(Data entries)
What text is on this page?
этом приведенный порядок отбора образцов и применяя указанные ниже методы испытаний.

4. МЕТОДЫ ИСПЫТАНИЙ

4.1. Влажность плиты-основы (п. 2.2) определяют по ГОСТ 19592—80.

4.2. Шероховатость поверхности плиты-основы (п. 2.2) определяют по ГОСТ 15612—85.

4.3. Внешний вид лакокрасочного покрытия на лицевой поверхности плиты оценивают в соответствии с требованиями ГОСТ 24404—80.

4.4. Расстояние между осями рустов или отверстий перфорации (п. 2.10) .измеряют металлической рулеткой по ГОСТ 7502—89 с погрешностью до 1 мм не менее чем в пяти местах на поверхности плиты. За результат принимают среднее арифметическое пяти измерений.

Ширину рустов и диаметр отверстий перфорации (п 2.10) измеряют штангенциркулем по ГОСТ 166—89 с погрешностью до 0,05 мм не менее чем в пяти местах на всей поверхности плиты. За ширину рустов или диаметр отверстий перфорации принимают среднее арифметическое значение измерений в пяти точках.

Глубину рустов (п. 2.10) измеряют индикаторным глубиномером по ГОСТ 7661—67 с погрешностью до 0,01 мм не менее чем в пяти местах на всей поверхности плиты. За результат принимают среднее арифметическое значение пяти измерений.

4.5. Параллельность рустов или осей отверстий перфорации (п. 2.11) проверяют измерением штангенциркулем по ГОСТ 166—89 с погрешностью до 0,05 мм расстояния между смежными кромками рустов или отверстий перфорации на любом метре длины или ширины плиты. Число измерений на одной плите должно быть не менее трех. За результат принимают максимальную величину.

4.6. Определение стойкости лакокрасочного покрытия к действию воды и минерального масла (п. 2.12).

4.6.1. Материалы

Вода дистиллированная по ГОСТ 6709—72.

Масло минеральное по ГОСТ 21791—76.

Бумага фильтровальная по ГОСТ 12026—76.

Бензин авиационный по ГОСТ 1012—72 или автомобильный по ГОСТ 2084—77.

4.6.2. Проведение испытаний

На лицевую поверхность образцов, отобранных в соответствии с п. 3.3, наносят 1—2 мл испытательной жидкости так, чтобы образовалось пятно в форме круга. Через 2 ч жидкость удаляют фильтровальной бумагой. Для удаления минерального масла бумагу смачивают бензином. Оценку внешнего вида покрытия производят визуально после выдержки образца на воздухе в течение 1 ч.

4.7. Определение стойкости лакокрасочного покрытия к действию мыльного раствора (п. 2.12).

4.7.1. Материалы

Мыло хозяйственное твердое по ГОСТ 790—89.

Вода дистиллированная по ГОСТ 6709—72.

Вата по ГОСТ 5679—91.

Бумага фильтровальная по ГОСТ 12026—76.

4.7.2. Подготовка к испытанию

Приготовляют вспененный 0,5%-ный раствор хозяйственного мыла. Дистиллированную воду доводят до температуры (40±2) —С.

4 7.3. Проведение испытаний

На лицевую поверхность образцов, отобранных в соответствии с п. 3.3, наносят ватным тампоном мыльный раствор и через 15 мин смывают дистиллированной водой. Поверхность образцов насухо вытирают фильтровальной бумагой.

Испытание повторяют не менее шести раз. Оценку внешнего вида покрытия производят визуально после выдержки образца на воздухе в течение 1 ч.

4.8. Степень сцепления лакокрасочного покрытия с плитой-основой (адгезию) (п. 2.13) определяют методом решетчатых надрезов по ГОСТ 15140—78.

### EXERCISE BRIEF
Write the data out again in full and exactly.

### WRITTEN RESPONSE
What text is on this page?
этом приведенный порядок отбора образцов и применяя указанные ниже методы испытаний.

4. МЕТОДЫ ИСПЫТАНИЙ

4.1. Влажность плиты-основы (п. 2.2) определяют по ГОСТ 19592—80.

4.2. Шероховатость поверхности плиты-основы (п. 2.2) определяют по ГОСТ 15612—85.

4.3. Внешний вид лакокрасочного покрытия на лицевой поверхности плиты оценивают в соответствии с требованиями ГОСТ 24404—80.

4.4. Расстояние между осями рустов или отверстий перфорации (п. 2.10) .измеряют металлической рулеткой по ГОСТ 7502—89 с погрешностью до 1 мм не менее чем в пяти местах на поверхности плиты. За результат принимают среднее арифметическое пяти измерений.

Ширину рустов и диаметр отверстий перфорации (п 2.10) измеряют штангенциркулем по ГОСТ 166—89 с погрешностью до 0,05 мм не менее чем в пяти местах на всей поверхности плиты. За ширину рустов или диаметр отверстий перфорации принимают среднее арифметическое значение измерений в пяти точках.

Глубину рустов (п. 2.10) измеряют индикаторным глубиномером по ГОСТ 7661—67 с погрешностью до 0,01 мм не менее чем в пяти местах на всей поверхности плиты. За результат принимают среднее арифметическое значение пяти измерений.

4.5. Параллельность рустов или осей отверстий перфорации (п. 2.11) проверяют измерением штангенциркулем по ГОСТ 166—89 с погрешностью до 0,05 мм расстояния между смежными кромками рустов или отверстий перфорации на любом метре длины или ширины плиты. Число измерений на одной плите должно быть не менее трех. За результат принимают максимальную величину.

4.6. Определение стойкости лакокрасочного покрытия к действию воды и минерального масла (п. 2.12).

4.6.1. Материалы

Вода дистиллированная по ГОСТ 6709—72.

Масло минеральное по ГОСТ 21791—76.

Бумага фильтровальная по ГОСТ 12026—76.

Бензин авиационный по ГОСТ 1012—72 или автомобильный по ГОСТ 2084—77.

4.6.2. Проведение испытаний

На лицевую поверхность образцов, отобранных в соответствии с п. 3.3, наносят 1—2 мл испытательной жидкости так, чтобы образовалось пятно в форме круга. Через 2 ч жидкость удаляют фильтровальной бумагой. Для удаления минерального масла бумагу смачивают бензином. Оценку внешнего вида покрытия производят визуально после выдержки образца на воздухе в течение 1 ч.

4.7. Определение стойкости лакокрасочного покрытия к действию мыльного раствора (п. 2.12).

4.7.1. Материалы

Мыло хозяйственное твердое по ГОСТ 790—89.

Вода дистиллированная по ГОСТ 6709—72.

Вата по ГОСТ 5679—91.

Бумага фильтровальная по ГОСТ 12026—76.

4.7.2. Подготовка к испытанию

Приготовляют вспененный 0,5%-ный раствор хозяйственного мыла. Дистиллированную воду доводят до температуры (40±2) —С.

4 7.3. Проведение испытаний

На лицевую поверхность образцов, отобранных в соответствии с п. 3.3, наносят ватным тампоном мыльный раствор и через 15 мин смывают дистиллированной водой. Поверхность образцов насухо вытирают фильтровальной бумагой.

Испытание повторяют не менее шести раз. Оценку внешнего вида покрытия производят визуально после выдержки образца на воздухе в течение 1 ч.

4.8. Степень сцепления лакокрасочного покрытия с плитой-основой (адгезию) (п. 2.13) определяют методом решетчатых надрезов по ГОСТ 15140—78.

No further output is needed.